- [Your instructions]: Render the lines below, from the line with "Tree2 -2cm (60, 402, 68, 408)" up to and including the line with "Tree2 -2cm (150, 403, 158, 409)", as a Markdown table with the columns Row and Line, leaving out any blank lines.

- [Data items]:

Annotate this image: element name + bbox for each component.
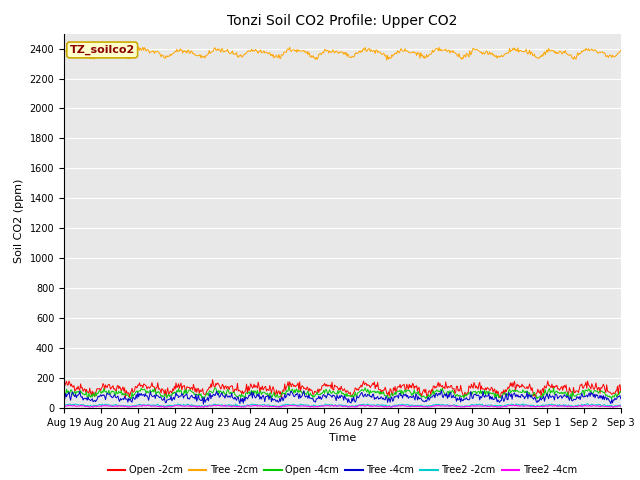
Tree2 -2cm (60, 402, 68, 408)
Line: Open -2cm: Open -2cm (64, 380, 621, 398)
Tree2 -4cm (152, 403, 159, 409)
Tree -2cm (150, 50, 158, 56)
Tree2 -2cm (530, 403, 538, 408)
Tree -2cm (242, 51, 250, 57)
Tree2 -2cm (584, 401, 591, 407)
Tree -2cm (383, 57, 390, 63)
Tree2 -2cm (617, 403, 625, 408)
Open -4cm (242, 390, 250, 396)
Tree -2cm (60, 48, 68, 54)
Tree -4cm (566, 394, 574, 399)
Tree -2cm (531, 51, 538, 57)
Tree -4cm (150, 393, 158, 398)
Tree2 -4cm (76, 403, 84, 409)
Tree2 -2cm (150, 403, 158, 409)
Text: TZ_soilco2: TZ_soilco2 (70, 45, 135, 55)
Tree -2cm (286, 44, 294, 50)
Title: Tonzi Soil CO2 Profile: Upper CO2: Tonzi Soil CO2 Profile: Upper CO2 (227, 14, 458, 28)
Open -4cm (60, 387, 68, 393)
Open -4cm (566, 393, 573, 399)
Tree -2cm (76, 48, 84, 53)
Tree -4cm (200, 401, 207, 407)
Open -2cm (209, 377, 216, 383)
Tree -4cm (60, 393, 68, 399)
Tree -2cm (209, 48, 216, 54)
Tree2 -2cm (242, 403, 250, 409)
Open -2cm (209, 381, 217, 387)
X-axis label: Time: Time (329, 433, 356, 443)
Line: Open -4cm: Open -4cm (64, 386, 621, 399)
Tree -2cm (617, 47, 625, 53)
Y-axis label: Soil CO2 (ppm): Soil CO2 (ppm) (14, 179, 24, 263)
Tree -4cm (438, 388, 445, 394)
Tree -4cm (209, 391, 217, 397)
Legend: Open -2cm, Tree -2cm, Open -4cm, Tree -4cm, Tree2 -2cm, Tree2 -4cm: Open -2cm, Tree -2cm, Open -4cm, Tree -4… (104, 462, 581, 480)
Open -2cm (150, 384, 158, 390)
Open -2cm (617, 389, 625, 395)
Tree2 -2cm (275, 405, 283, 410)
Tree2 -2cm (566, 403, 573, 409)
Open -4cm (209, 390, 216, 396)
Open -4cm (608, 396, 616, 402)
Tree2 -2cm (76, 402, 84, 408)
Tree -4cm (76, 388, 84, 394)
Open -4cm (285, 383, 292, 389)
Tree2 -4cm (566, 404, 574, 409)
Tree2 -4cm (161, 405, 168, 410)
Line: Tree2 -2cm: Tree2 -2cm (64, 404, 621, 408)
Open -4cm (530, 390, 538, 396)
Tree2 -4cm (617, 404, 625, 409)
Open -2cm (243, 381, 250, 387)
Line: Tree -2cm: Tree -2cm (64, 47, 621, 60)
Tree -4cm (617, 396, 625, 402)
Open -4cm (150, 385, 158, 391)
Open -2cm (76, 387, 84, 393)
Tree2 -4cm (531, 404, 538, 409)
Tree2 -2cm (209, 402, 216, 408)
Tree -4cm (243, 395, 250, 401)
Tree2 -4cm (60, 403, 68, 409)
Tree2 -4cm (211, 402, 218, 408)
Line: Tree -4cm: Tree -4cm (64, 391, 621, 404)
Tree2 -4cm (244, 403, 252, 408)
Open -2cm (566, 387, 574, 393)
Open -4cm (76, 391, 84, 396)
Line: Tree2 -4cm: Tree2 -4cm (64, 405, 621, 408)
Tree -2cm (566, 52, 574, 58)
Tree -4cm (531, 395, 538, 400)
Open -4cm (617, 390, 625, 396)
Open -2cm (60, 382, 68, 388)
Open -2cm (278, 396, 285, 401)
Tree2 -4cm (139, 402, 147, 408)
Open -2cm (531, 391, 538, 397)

--

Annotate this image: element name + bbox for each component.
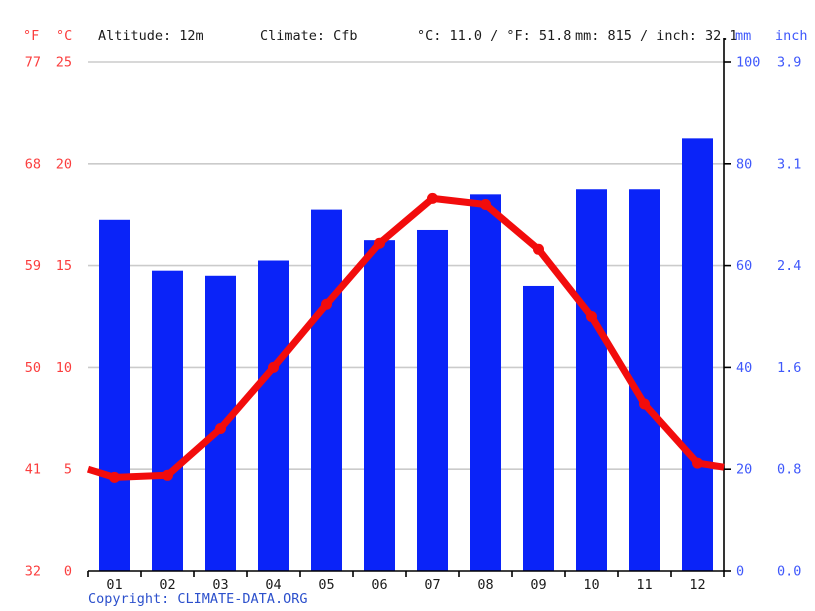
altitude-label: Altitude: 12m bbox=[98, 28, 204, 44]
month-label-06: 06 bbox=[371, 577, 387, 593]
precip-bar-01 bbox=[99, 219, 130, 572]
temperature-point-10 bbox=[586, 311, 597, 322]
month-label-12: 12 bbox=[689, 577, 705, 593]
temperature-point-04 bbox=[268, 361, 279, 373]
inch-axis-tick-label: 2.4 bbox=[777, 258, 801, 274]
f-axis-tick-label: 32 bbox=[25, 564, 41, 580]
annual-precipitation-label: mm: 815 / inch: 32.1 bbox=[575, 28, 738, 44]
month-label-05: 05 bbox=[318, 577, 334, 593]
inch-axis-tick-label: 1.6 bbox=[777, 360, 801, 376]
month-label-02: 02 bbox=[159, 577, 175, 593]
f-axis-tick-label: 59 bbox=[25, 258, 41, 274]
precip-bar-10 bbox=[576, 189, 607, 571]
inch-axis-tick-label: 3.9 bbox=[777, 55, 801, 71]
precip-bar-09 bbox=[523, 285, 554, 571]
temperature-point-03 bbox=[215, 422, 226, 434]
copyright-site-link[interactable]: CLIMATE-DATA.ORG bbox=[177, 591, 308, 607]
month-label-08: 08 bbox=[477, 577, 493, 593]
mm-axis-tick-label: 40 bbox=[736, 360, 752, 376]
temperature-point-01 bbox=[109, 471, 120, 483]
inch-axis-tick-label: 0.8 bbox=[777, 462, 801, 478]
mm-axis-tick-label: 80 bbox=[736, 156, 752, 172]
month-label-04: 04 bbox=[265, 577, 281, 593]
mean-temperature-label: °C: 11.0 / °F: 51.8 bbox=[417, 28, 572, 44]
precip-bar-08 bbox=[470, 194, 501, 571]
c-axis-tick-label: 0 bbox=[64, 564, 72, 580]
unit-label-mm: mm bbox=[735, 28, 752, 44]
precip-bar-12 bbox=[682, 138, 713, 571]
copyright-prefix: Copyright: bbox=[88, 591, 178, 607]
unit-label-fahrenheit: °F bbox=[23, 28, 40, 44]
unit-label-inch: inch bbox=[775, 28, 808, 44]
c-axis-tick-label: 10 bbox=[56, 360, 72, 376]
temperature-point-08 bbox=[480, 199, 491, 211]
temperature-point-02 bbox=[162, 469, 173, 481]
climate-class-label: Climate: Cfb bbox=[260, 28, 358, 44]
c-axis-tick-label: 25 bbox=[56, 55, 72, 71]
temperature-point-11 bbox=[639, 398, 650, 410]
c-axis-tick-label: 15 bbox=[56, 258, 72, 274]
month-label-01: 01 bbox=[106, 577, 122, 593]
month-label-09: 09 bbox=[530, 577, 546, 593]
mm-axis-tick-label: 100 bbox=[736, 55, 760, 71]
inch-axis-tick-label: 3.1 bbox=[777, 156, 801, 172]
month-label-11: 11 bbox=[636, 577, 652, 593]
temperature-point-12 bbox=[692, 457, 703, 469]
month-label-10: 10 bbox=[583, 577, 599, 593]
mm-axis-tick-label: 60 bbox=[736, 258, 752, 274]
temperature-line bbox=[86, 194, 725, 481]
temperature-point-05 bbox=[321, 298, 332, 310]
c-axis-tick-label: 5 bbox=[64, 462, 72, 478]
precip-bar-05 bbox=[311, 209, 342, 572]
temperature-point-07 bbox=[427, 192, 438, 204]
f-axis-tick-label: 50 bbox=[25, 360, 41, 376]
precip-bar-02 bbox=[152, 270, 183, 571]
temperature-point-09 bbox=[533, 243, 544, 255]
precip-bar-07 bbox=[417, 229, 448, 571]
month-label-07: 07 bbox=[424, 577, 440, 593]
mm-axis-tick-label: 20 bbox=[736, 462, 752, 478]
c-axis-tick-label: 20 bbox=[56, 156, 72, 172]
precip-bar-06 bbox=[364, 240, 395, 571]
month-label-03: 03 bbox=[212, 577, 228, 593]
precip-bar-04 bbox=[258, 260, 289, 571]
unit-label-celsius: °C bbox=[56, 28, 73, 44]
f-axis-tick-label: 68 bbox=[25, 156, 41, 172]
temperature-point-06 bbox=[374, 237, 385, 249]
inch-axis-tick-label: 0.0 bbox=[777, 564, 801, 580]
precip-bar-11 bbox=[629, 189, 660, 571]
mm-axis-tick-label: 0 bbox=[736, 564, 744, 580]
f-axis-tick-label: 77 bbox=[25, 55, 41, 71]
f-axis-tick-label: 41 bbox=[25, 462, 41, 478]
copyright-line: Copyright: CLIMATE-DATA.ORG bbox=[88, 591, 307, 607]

---

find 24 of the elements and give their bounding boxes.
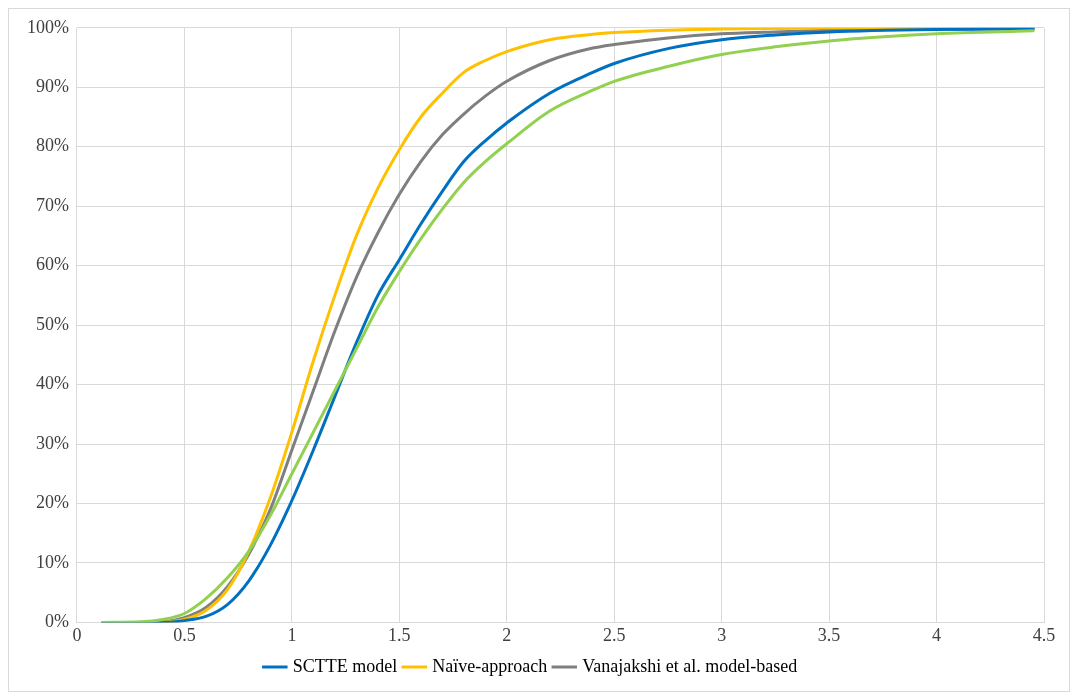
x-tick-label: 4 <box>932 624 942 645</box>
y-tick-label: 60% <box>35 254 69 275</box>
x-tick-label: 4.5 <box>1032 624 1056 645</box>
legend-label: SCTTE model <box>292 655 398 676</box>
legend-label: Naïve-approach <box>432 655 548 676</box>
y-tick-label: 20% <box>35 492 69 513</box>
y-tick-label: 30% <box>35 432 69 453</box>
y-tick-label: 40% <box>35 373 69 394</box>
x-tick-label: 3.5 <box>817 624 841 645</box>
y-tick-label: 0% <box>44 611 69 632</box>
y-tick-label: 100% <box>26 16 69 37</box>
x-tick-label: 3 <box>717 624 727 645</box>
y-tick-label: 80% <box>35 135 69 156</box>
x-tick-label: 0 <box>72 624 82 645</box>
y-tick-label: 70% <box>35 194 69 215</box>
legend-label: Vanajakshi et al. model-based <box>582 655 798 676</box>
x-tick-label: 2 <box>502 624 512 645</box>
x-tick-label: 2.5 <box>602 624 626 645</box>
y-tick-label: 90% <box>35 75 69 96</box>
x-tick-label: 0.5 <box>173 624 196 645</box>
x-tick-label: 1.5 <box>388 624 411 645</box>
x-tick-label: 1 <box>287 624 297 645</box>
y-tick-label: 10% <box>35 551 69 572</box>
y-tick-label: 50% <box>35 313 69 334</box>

- [Solution to this task]:
| Row | Line |
|---|---|
| 1 | Tree2 -2cm (60, 402, 68, 408) |
| 2 | Line: Open -2cm: Open -2cm (64, 380, 621, 398) |
| 3 | Tree2 -4cm (152, 403, 159, 409) |
| 4 | Tree -2cm (150, 50, 158, 56) |
| 5 | Tree2 -2cm (530, 403, 538, 408) |
| 6 | Tree -2cm (242, 51, 250, 57) |
| 7 | Tree2 -2cm (584, 401, 591, 407) |
| 8 | Tree -2cm (383, 57, 390, 63) |
| 9 | Tree2 -2cm (617, 403, 625, 408) |
| 10 | Open -4cm (242, 390, 250, 396) |
| 11 | Tree -2cm (60, 48, 68, 54) |
| 12 | Tree -4cm (566, 394, 574, 399) |
| 13 | Tree -2cm (531, 51, 538, 57) |
| 14 | Tree -4cm (150, 393, 158, 398) |
| 15 | Tree2 -4cm (76, 403, 84, 409) |
| 16 | Tree2 -2cm (150, 403, 158, 409) |